_INSTRUCTION_:
Show, in full, each line of the data that contains "What".

## start

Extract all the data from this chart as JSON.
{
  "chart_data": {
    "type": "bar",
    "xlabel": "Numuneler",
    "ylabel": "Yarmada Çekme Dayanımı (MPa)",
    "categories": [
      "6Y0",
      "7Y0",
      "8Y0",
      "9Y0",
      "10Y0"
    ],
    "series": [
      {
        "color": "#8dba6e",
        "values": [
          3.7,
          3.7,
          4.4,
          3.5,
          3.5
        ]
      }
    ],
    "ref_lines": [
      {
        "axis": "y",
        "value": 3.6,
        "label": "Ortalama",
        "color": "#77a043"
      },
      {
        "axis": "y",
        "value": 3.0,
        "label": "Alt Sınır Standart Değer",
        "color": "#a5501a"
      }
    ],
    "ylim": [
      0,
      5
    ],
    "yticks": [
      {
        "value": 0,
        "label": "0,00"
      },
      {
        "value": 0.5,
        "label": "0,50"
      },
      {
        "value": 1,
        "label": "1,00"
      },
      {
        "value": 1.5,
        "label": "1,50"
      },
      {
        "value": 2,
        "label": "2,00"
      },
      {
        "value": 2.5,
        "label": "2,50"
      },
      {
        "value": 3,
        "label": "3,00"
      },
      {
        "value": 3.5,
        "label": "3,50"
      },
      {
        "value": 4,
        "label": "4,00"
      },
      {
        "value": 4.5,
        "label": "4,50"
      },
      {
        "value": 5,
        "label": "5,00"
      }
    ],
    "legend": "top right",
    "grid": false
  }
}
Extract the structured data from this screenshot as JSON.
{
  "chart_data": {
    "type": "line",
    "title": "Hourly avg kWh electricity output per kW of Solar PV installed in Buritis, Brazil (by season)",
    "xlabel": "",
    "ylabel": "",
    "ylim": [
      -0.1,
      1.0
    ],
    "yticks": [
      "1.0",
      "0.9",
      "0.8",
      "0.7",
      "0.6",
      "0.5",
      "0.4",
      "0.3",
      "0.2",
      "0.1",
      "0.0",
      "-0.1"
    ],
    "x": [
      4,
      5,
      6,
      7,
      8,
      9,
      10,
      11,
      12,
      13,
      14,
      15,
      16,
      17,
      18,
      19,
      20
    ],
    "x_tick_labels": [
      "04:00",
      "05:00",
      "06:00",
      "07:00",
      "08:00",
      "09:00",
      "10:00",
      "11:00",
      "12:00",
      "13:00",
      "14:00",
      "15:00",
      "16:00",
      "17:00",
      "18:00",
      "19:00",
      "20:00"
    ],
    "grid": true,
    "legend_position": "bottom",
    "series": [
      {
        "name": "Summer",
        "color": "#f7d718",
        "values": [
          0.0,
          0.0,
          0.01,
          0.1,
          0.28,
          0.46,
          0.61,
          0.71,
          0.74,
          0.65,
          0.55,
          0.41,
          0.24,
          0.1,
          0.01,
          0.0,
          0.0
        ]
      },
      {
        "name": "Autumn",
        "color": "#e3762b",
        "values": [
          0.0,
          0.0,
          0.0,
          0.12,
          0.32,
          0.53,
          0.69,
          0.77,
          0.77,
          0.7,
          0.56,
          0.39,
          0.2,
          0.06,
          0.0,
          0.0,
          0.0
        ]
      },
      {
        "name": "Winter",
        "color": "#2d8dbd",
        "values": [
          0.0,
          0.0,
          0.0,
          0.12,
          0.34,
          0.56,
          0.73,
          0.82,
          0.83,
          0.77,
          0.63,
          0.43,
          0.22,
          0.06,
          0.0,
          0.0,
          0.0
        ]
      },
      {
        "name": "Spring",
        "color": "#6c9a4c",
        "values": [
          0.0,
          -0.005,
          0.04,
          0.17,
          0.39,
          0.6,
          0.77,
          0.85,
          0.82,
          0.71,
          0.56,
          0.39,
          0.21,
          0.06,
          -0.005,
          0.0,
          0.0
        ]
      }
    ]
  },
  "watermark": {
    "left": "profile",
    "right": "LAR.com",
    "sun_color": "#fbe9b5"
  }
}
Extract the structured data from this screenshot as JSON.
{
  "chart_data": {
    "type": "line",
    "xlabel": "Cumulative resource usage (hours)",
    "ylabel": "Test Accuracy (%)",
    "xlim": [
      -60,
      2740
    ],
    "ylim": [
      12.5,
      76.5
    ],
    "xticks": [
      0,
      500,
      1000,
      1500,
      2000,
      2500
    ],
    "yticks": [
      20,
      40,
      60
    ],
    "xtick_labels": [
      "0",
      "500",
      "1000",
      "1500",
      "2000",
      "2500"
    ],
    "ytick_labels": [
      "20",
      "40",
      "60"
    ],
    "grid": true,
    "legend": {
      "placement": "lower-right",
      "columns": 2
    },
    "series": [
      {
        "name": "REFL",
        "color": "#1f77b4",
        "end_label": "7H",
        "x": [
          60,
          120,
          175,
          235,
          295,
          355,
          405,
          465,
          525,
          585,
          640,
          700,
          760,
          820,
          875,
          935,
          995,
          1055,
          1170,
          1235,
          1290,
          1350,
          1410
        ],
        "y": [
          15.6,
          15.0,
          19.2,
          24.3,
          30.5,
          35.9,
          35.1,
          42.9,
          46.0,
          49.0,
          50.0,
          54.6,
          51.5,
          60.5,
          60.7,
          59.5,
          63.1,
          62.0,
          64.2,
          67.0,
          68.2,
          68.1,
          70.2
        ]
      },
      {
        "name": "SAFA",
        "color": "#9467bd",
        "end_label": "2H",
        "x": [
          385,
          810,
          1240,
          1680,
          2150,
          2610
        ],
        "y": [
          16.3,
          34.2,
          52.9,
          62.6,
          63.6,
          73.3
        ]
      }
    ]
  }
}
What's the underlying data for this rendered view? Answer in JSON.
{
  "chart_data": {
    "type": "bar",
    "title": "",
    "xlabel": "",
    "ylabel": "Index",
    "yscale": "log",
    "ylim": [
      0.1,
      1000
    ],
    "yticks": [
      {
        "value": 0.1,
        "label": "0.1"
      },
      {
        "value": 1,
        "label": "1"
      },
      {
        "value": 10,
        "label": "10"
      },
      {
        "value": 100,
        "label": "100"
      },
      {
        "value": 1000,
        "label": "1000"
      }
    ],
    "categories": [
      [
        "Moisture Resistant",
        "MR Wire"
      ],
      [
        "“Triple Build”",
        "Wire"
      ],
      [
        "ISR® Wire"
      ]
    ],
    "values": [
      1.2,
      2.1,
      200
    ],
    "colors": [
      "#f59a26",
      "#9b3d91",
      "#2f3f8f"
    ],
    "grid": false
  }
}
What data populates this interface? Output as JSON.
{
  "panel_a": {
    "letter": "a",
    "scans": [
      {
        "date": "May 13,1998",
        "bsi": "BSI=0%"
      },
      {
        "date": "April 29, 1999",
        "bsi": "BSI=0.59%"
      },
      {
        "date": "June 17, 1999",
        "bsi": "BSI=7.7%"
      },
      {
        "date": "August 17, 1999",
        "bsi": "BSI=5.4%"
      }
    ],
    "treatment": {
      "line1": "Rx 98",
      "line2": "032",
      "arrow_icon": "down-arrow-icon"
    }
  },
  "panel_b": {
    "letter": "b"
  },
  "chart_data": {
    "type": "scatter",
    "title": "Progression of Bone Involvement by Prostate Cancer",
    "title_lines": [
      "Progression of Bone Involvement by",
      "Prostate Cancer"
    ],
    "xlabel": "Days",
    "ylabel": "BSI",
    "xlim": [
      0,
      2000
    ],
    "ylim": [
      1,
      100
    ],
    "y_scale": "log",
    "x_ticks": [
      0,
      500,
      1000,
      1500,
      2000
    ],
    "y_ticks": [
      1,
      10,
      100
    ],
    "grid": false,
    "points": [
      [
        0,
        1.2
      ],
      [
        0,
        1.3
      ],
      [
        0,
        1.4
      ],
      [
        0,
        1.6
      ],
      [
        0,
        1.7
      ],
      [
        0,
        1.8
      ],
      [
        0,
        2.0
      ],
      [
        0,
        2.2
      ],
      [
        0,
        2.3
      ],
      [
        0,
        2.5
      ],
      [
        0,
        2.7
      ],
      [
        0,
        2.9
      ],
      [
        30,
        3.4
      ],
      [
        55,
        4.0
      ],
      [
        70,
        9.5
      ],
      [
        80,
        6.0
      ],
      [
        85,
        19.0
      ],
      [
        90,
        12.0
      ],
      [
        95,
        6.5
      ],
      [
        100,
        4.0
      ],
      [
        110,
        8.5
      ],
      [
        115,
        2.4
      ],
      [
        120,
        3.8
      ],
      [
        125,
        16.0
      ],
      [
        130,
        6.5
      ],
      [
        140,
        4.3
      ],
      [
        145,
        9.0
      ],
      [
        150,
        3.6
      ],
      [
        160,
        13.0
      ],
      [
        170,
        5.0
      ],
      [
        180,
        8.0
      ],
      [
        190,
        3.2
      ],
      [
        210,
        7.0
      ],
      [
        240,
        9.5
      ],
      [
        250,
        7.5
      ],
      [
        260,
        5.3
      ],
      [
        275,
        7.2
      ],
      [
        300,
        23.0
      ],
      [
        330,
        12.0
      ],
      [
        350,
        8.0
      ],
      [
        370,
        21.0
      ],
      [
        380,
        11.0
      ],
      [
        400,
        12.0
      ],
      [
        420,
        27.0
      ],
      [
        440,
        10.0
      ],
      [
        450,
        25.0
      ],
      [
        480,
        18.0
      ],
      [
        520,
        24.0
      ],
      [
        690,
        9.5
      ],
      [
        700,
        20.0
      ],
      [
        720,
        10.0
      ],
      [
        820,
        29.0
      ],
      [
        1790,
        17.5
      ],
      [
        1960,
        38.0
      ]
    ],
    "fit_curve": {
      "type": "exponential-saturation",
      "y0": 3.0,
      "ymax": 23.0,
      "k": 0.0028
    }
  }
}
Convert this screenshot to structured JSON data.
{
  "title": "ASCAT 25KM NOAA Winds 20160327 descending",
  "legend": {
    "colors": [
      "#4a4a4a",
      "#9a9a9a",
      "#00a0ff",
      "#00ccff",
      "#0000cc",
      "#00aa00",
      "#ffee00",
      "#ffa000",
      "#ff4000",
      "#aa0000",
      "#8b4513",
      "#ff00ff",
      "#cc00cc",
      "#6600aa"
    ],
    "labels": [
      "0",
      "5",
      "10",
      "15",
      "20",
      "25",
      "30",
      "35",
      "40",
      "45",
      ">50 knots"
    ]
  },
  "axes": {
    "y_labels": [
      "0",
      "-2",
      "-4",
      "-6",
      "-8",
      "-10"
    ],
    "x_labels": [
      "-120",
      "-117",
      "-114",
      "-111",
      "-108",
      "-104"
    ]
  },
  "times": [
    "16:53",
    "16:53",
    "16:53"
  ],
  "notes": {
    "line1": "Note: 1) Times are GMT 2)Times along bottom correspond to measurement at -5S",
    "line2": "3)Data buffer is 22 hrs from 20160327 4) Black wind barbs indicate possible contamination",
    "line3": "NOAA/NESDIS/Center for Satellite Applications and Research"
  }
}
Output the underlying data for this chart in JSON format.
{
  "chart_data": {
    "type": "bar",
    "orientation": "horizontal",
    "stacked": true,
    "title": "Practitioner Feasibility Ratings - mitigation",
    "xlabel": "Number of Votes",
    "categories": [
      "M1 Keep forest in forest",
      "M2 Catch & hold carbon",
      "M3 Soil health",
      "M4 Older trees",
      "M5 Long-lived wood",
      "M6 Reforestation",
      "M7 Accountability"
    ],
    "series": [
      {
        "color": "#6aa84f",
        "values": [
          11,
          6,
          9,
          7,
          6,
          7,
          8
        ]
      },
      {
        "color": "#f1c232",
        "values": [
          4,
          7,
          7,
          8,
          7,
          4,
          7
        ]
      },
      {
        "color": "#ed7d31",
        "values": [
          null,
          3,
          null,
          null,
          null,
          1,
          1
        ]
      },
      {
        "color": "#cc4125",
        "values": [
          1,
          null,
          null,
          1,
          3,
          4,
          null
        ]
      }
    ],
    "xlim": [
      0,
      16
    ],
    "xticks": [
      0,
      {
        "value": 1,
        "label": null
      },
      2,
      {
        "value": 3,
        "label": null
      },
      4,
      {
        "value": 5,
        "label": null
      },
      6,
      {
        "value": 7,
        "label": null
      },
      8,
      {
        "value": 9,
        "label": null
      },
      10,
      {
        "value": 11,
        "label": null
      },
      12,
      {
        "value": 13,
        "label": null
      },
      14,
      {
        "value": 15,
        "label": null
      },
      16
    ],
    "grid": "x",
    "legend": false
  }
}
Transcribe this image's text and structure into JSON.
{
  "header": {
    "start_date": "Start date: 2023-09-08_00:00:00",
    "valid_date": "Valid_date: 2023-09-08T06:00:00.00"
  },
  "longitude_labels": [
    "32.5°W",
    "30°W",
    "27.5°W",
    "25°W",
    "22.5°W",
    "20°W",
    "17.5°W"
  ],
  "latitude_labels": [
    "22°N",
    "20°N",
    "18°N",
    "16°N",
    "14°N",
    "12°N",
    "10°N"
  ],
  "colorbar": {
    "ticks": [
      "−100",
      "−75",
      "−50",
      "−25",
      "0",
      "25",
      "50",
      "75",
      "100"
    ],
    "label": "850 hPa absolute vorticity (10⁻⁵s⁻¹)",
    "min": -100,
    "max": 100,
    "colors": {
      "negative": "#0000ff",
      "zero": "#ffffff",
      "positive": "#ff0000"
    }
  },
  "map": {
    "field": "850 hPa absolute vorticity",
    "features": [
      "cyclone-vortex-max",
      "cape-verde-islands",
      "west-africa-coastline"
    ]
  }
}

## end

_OUTPUT FOR THIS EXERCISE_:
What's the underlying data for this rendered view? Answer in JSON.
What data populates this interface? Output as JSON.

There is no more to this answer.